[Items from a data source]
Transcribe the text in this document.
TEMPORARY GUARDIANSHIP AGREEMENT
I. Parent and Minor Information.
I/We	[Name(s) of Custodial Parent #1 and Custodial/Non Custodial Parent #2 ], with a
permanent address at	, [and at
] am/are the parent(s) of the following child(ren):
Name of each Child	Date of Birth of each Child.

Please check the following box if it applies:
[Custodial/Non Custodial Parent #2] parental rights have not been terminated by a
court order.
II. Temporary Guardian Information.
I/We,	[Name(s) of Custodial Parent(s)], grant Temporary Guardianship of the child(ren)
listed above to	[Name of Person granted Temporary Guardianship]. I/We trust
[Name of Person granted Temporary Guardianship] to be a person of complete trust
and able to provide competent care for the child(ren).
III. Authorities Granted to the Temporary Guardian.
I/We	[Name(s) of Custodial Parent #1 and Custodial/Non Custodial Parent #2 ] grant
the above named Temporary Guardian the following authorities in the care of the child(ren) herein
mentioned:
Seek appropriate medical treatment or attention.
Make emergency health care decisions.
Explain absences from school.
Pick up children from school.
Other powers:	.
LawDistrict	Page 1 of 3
* * *
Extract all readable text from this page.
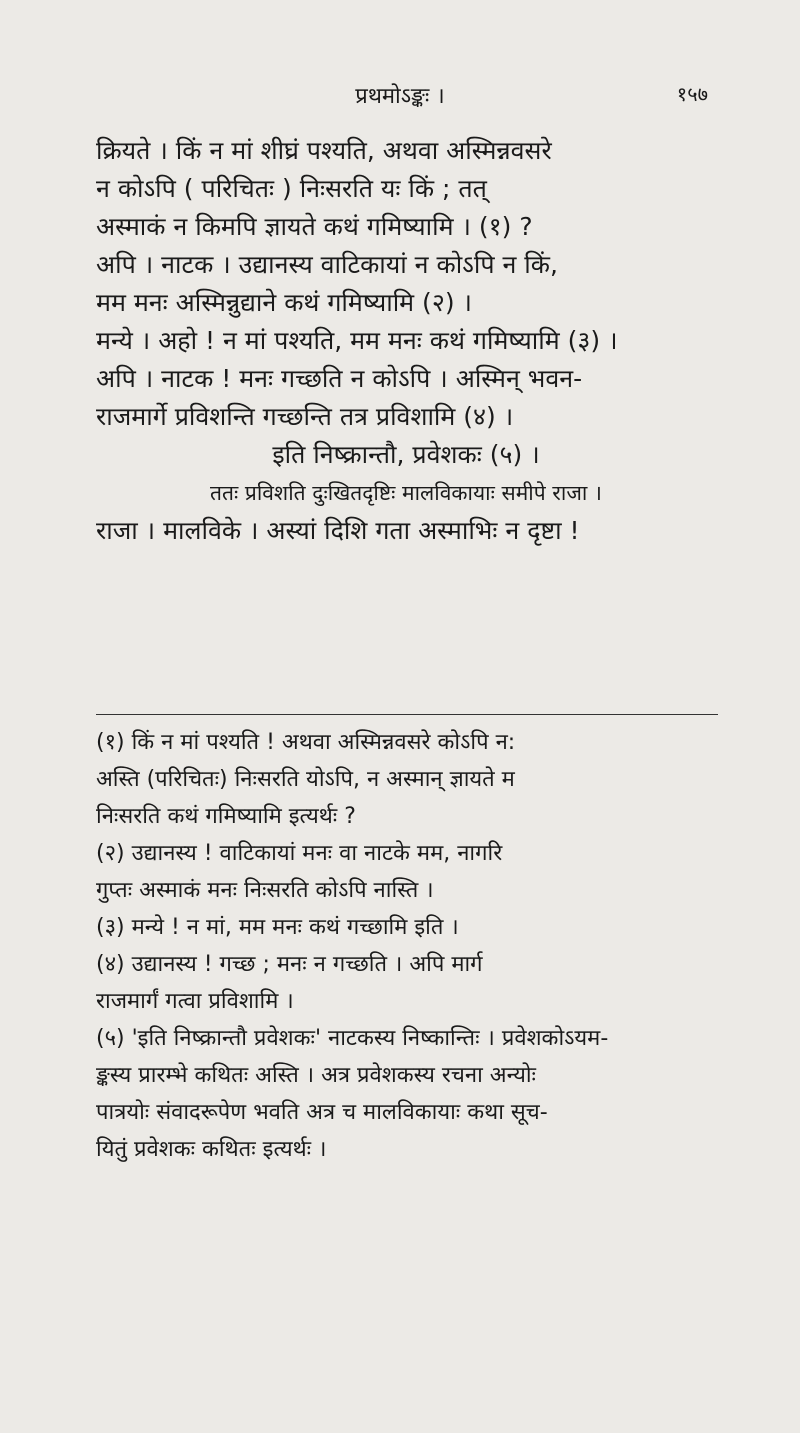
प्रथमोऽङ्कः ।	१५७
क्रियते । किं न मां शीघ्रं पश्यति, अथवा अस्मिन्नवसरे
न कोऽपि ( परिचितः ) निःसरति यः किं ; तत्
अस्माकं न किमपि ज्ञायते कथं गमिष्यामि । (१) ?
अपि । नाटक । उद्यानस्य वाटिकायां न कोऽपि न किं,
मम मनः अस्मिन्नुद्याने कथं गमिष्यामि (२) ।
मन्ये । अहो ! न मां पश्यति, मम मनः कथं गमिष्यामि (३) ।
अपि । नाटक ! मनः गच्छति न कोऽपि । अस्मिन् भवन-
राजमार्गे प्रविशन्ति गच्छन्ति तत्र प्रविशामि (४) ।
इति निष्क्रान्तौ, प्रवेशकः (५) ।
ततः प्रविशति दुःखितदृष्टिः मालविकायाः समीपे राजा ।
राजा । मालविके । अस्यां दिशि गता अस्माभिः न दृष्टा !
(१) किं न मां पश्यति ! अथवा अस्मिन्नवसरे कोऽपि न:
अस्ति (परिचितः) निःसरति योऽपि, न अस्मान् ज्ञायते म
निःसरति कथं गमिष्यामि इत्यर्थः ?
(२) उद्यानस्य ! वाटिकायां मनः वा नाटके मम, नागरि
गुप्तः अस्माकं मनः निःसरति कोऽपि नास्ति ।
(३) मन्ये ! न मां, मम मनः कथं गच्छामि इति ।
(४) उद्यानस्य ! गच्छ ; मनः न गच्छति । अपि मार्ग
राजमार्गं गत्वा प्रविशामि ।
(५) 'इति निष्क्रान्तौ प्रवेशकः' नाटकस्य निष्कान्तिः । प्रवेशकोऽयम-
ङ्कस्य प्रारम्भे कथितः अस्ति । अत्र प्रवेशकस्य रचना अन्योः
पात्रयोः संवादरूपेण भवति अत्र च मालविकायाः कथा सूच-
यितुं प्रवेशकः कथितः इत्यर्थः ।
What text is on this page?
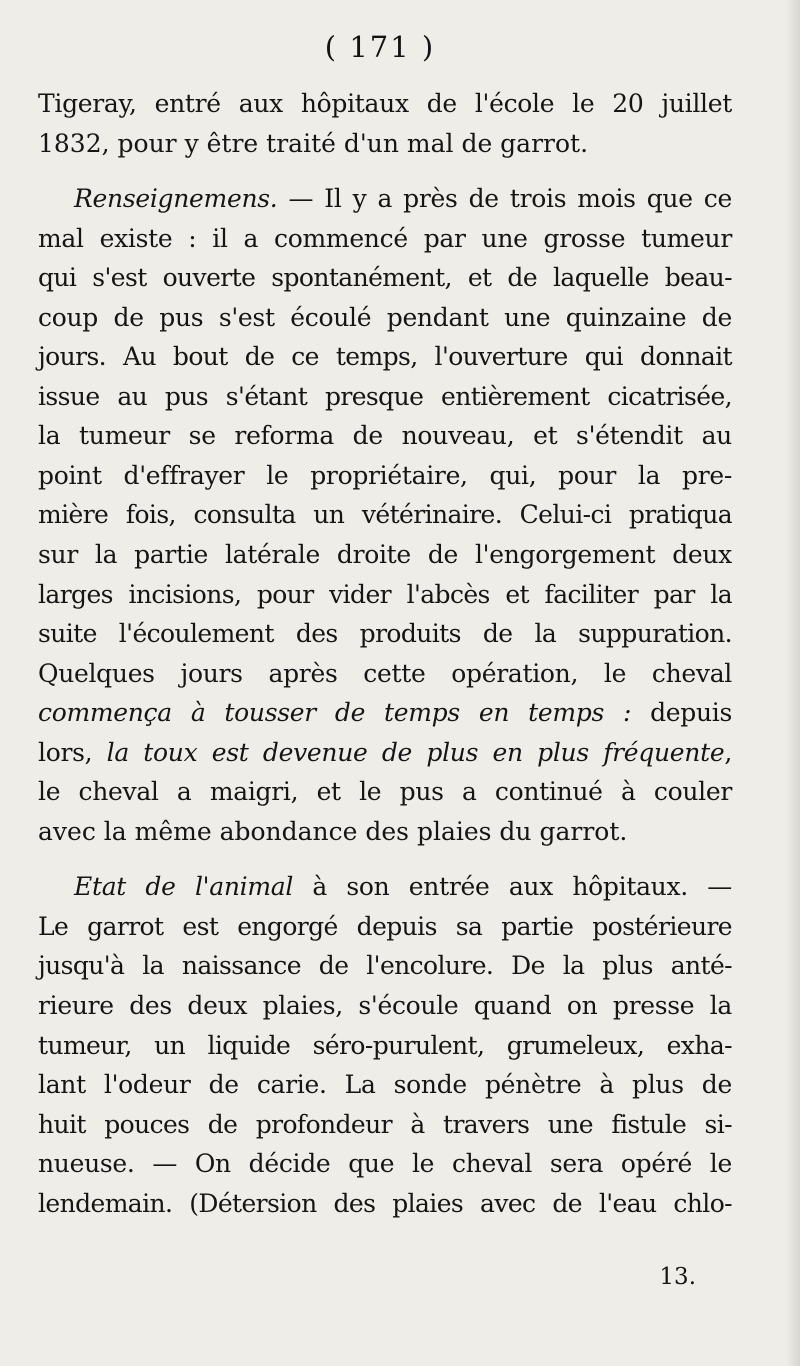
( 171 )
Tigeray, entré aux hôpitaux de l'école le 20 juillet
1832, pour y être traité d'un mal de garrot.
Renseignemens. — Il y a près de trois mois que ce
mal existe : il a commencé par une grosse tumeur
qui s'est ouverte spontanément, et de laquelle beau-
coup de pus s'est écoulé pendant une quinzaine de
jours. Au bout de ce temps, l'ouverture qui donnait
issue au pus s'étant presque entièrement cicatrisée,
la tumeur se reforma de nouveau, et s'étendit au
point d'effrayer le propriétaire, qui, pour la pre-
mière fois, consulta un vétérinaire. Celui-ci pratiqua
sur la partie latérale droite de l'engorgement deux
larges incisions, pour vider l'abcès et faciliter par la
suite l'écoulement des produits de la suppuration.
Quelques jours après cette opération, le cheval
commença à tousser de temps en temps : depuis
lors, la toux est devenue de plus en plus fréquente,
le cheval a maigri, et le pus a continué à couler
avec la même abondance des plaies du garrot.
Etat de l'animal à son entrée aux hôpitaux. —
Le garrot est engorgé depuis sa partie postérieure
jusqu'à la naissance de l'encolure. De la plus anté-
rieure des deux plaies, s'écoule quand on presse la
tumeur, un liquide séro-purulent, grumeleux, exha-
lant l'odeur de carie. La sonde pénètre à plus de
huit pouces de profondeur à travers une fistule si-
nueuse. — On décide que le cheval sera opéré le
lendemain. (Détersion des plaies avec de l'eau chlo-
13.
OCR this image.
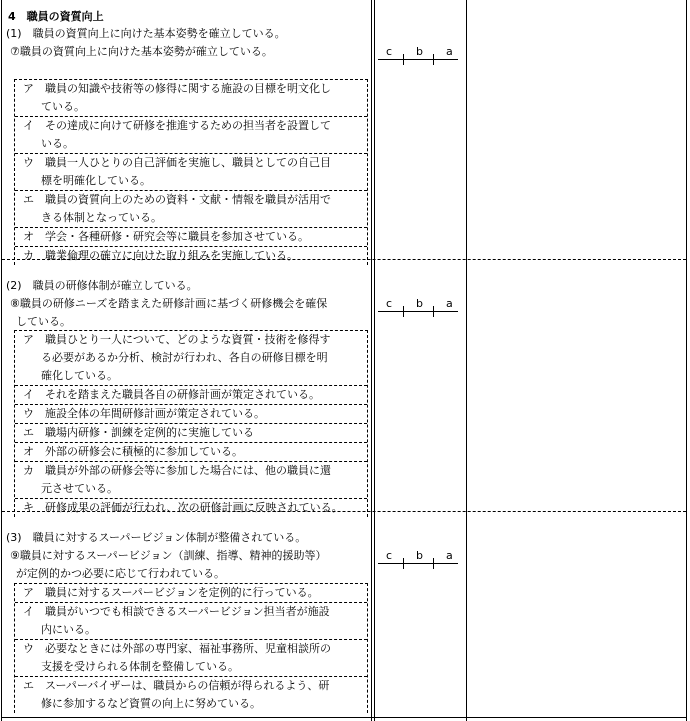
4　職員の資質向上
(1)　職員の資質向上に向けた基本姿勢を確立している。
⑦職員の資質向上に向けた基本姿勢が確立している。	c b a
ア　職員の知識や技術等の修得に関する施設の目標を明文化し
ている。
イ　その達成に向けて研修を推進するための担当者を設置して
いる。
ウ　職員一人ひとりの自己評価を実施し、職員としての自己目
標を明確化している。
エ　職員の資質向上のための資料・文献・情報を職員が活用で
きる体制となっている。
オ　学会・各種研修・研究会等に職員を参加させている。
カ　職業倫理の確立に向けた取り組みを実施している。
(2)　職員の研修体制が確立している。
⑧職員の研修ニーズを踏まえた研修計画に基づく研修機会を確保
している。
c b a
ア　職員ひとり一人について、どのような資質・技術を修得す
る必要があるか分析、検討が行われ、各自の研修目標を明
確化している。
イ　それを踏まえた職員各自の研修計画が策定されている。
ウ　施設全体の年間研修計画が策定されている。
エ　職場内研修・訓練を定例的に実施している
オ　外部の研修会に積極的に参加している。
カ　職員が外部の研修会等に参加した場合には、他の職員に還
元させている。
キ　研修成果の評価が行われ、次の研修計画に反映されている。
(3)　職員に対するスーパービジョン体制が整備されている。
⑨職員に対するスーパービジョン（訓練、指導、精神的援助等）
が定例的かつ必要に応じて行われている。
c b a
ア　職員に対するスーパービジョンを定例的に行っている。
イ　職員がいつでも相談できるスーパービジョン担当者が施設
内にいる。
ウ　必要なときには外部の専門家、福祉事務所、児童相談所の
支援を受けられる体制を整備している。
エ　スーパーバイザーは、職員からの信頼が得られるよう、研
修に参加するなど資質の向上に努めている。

- WHAT YOU NEED TO DO: For the listing above, identify each line bearing "pour".

- RESULT OF THIS TASK:
1832, pour y être traité d'un mal de garrot.
point d'effrayer le propriétaire, qui, pour la pre-
larges incisions, pour vider l'abcès et faciliter par la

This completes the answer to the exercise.